▸ **PROBLEM TO WORK ON**: Your task is to extract every line from the material below exactly.

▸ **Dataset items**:
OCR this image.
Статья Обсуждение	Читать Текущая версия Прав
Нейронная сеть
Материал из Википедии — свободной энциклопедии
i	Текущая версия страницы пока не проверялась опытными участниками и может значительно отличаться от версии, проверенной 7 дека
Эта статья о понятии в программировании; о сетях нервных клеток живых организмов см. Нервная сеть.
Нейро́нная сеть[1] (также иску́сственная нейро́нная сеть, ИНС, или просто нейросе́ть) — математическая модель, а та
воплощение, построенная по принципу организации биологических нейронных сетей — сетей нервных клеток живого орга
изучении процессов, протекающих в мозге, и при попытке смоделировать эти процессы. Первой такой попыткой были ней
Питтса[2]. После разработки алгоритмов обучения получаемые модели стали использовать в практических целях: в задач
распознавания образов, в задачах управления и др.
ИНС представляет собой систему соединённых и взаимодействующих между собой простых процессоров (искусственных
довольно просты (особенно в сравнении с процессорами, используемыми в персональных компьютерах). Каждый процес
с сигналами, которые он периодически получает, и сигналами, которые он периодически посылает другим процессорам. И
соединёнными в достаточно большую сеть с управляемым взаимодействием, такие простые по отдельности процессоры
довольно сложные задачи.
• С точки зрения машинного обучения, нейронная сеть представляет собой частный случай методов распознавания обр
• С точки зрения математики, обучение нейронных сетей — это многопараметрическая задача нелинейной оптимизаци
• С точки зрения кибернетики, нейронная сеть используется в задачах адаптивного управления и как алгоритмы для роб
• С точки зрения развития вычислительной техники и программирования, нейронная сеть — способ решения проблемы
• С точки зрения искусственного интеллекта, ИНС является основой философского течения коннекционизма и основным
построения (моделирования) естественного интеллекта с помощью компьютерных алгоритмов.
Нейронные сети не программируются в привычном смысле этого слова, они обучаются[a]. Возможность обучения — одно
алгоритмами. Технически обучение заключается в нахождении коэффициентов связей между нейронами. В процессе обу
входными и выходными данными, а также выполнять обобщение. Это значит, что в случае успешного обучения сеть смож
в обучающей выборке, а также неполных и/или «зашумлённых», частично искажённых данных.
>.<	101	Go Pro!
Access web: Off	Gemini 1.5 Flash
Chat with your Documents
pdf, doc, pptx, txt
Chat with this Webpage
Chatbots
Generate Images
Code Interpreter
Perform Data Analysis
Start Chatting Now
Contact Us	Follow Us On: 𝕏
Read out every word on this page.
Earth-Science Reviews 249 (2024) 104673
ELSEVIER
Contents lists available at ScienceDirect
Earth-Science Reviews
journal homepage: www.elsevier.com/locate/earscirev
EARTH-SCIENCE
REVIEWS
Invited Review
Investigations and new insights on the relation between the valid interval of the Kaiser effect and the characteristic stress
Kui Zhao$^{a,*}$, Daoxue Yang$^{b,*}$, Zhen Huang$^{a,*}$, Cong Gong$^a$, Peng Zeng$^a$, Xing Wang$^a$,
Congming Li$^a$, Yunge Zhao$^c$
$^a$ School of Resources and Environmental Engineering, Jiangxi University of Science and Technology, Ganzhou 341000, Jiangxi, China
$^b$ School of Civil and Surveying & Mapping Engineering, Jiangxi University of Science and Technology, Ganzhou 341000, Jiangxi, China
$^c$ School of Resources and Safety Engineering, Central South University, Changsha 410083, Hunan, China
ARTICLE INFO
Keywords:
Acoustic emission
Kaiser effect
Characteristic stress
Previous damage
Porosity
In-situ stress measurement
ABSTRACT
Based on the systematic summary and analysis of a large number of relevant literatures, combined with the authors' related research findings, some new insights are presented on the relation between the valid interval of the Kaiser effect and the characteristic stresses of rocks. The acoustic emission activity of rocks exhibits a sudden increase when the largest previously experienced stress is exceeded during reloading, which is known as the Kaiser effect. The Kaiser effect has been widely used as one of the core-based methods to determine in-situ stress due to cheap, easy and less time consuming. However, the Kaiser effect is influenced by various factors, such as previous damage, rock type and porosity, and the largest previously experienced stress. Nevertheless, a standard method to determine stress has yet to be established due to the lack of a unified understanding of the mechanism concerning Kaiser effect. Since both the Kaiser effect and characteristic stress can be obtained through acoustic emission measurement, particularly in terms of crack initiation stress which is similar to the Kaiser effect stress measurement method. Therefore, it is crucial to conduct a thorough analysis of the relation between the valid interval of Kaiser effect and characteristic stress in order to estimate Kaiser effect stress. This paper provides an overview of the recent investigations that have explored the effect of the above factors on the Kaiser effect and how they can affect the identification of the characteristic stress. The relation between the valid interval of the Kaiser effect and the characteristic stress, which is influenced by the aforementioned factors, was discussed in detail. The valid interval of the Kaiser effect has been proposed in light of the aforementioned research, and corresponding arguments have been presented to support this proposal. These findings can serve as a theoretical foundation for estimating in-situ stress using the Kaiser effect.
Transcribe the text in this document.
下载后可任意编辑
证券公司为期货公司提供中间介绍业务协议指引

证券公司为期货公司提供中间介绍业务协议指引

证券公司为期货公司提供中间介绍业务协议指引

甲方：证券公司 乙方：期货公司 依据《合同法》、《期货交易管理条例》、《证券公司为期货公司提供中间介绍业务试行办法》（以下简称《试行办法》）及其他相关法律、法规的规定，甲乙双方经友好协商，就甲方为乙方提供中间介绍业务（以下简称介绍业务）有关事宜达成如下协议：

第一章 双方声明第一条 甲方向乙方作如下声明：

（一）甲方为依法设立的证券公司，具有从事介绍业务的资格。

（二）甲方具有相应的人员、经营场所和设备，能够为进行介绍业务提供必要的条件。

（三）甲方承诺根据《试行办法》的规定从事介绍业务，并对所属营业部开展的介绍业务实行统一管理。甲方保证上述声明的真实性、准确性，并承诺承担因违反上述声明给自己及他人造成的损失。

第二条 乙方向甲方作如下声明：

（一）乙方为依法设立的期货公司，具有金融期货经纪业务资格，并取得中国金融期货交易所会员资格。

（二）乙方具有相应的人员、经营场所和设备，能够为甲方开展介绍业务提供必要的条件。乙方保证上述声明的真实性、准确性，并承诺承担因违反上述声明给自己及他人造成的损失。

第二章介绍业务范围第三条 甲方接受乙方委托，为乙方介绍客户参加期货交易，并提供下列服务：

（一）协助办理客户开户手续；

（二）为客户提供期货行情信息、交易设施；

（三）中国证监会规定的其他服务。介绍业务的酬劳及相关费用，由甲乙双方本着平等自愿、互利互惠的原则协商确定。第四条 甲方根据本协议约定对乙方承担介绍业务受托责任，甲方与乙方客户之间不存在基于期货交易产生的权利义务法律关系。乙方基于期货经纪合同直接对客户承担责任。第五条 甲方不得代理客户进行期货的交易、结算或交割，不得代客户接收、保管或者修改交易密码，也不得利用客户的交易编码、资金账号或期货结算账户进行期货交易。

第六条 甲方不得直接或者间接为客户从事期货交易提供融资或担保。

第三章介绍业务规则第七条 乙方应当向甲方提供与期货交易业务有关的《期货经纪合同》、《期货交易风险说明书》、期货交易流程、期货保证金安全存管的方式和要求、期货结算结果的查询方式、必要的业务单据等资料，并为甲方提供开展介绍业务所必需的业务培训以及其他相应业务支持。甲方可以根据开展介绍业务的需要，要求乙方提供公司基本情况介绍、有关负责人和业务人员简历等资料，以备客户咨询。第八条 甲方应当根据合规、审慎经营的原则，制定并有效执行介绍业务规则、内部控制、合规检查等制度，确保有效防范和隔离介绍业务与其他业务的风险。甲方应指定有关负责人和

▸ **IN RESPONSE**:
OCR this image.
Статья Обсуждение	Читать Текущая версия Прав
Нейронная сеть
Материал из Википедии — свободной энциклопедии
i	Текущая версия страницы пока не проверялась опытными участниками и может значительно отличаться от версии, проверенной 7 дека
Эта статья о понятии в программировании; о сетях нервных клеток живых организмов см. Нервная сеть.
Нейро́нная сеть[1] (также иску́сственная нейро́нная сеть, ИНС, или просто нейросе́ть) — математическая модель, а та
воплощение, построенная по принципу организации биологических нейронных сетей — сетей нервных клеток живого орга
изучении процессов, протекающих в мозге, и при попытке смоделировать эти процессы. Первой такой попыткой были ней
Питтса[2]. После разработки алгоритмов обучения получаемые модели стали использовать в практических целях: в задач
распознавания образов, в задачах управления и др.
ИНС представляет собой систему соединённых и взаимодействующих между собой простых процессоров (искусственных
довольно просты (особенно в сравнении с процессорами, используемыми в персональных компьютерах). Каждый процес
с сигналами, которые он периодически получает, и сигналами, которые он периодически посылает другим процессорам. И
соединёнными в достаточно большую сеть с управляемым взаимодействием, такие простые по отдельности процессоры
довольно сложные задачи.
• С точки зрения машинного обучения, нейронная сеть представляет собой частный случай методов распознавания обр
• С точки зрения математики, обучение нейронных сетей — это многопараметрическая задача нелинейной оптимизаци
• С точки зрения кибернетики, нейронная сеть используется в задачах адаптивного управления и как алгоритмы для роб
• С точки зрения развития вычислительной техники и программирования, нейронная сеть — способ решения проблемы
• С точки зрения искусственного интеллекта, ИНС является основой философского течения коннекционизма и основным
построения (моделирования) естественного интеллекта с помощью компьютерных алгоритмов.
Нейронные сети не программируются в привычном смысле этого слова, они обучаются[a]. Возможность обучения — одно
алгоритмами. Технически обучение заключается в нахождении коэффициентов связей между нейронами. В процессе обу
входными и выходными данными, а также выполнять обобщение. Это значит, что в случае успешного обучения сеть смож
в обучающей выборке, а также неполных и/или «зашумлённых», частично искажённых данных.
>.<	101	Go Pro!
Access web: Off	Gemini 1.5 Flash
Chat with your Documents
pdf, doc, pptx, txt
Chat with this Webpage
Chatbots
Generate Images
Code Interpreter
Perform Data Analysis
Start Chatting Now
Contact Us	Follow Us On: 𝕏
Read out every word on this page.
Earth-Science Reviews 249 (2024) 104673
ELSEVIER
Contents lists available at ScienceDirect
Earth-Science Reviews
journal homepage: www.elsevier.com/locate/earscirev
EARTH-SCIENCE
REVIEWS
Invited Review
Investigations and new insights on the relation between the valid interval of the Kaiser effect and the characteristic stress
Kui Zhao$^{a,*}$, Daoxue Yang$^{b,*}$, Zhen Huang$^{a,*}$, Cong Gong$^a$, Peng Zeng$^a$, Xing Wang$^a$,
Congming Li$^a$, Yunge Zhao$^c$
$^a$ School of Resources and Environmental Engineering, Jiangxi University of Science and Technology, Ganzhou 341000, Jiangxi, China
$^b$ School of Civil and Surveying & Mapping Engineering, Jiangxi University of Science and Technology, Ganzhou 341000, Jiangxi, China
$^c$ School of Resources and Safety Engineering, Central South University, Changsha 410083, Hunan, China
ARTICLE INFO
Keywords:
Acoustic emission
Kaiser effect
Characteristic stress
Previous damage
Porosity
In-situ stress measurement
ABSTRACT
Based on the systematic summary and analysis of a large number of relevant literatures, combined with the authors' related research findings, some new insights are presented on the relation between the valid interval of the Kaiser effect and the characteristic stresses of rocks. The acoustic emission activity of rocks exhibits a sudden increase when the largest previously experienced stress is exceeded during reloading, which is known as the Kaiser effect. The Kaiser effect has been widely used as one of the core-based methods to determine in-situ stress due to cheap, easy and less time consuming. However, the Kaiser effect is influenced by various factors, such as previous damage, rock type and porosity, and the largest previously experienced stress. Nevertheless, a standard method to determine stress has yet to be established due to the lack of a unified understanding of the mechanism concerning Kaiser effect. Since both the Kaiser effect and characteristic stress can be obtained through acoustic emission measurement, particularly in terms of crack initiation stress which is similar to the Kaiser effect stress measurement method. Therefore, it is crucial to conduct a thorough analysis of the relation between the valid interval of Kaiser effect and characteristic stress in order to estimate Kaiser effect stress. This paper provides an overview of the recent investigations that have explored the effect of the above factors on the Kaiser effect and how they can affect the identification of the characteristic stress. The relation between the valid interval of the Kaiser effect and the characteristic stress, which is influenced by the aforementioned factors, was discussed in detail. The valid interval of the Kaiser effect has been proposed in light of the aforementioned research, and corresponding arguments have been presented to support this proposal. These findings can serve as a theoretical foundation for estimating in-situ stress using the Kaiser effect.
Transcribe the text in this document.
下载后可任意编辑
证券公司为期货公司提供中间介绍业务协议指引

证券公司为期货公司提供中间介绍业务协议指引

证券公司为期货公司提供中间介绍业务协议指引

甲方：证券公司 乙方：期货公司 依据《合同法》、《期货交易管理条例》、《证券公司为期货公司提供中间介绍业务试行办法》（以下简称《试行办法》）及其他相关法律、法规的规定，甲乙双方经友好协商，就甲方为乙方提供中间介绍业务（以下简称介绍业务）有关事宜达成如下协议：

第一章 双方声明第一条 甲方向乙方作如下声明：

（一）甲方为依法设立的证券公司，具有从事介绍业务的资格。

（二）甲方具有相应的人员、经营场所和设备，能够为进行介绍业务提供必要的条件。

（三）甲方承诺根据《试行办法》的规定从事介绍业务，并对所属营业部开展的介绍业务实行统一管理。甲方保证上述声明的真实性、准确性，并承诺承担因违反上述声明给自己及他人造成的损失。

第二条 乙方向甲方作如下声明：

（一）乙方为依法设立的期货公司，具有金融期货经纪业务资格，并取得中国金融期货交易所会员资格。

（二）乙方具有相应的人员、经营场所和设备，能够为甲方开展介绍业务提供必要的条件。乙方保证上述声明的真实性、准确性，并承诺承担因违反上述声明给自己及他人造成的损失。

第二章介绍业务范围第三条 甲方接受乙方委托，为乙方介绍客户参加期货交易，并提供下列服务：

（一）协助办理客户开户手续；

（二）为客户提供期货行情信息、交易设施；

（三）中国证监会规定的其他服务。介绍业务的酬劳及相关费用，由甲乙双方本着平等自愿、互利互惠的原则协商确定。第四条 甲方根据本协议约定对乙方承担介绍业务受托责任，甲方与乙方客户之间不存在基于期货交易产生的权利义务法律关系。乙方基于期货经纪合同直接对客户承担责任。第五条 甲方不得代理客户进行期货的交易、结算或交割，不得代客户接收、保管或者修改交易密码，也不得利用客户的交易编码、资金账号或期货结算账户进行期货交易。

第六条 甲方不得直接或者间接为客户从事期货交易提供融资或担保。

第三章介绍业务规则第七条 乙方应当向甲方提供与期货交易业务有关的《期货经纪合同》、《期货交易风险说明书》、期货交易流程、期货保证金安全存管的方式和要求、期货结算结果的查询方式、必要的业务单据等资料，并为甲方提供开展介绍业务所必需的业务培训以及其他相应业务支持。甲方可以根据开展介绍业务的需要，要求乙方提供公司基本情况介绍、有关负责人和业务人员简历等资料，以备客户咨询。第八条 甲方应当根据合规、审慎经营的原则，制定并有效执行介绍业务规则、内部控制、合规检查等制度，确保有效防范和隔离介绍业务与其他业务的风险。甲方应指定有关负责人和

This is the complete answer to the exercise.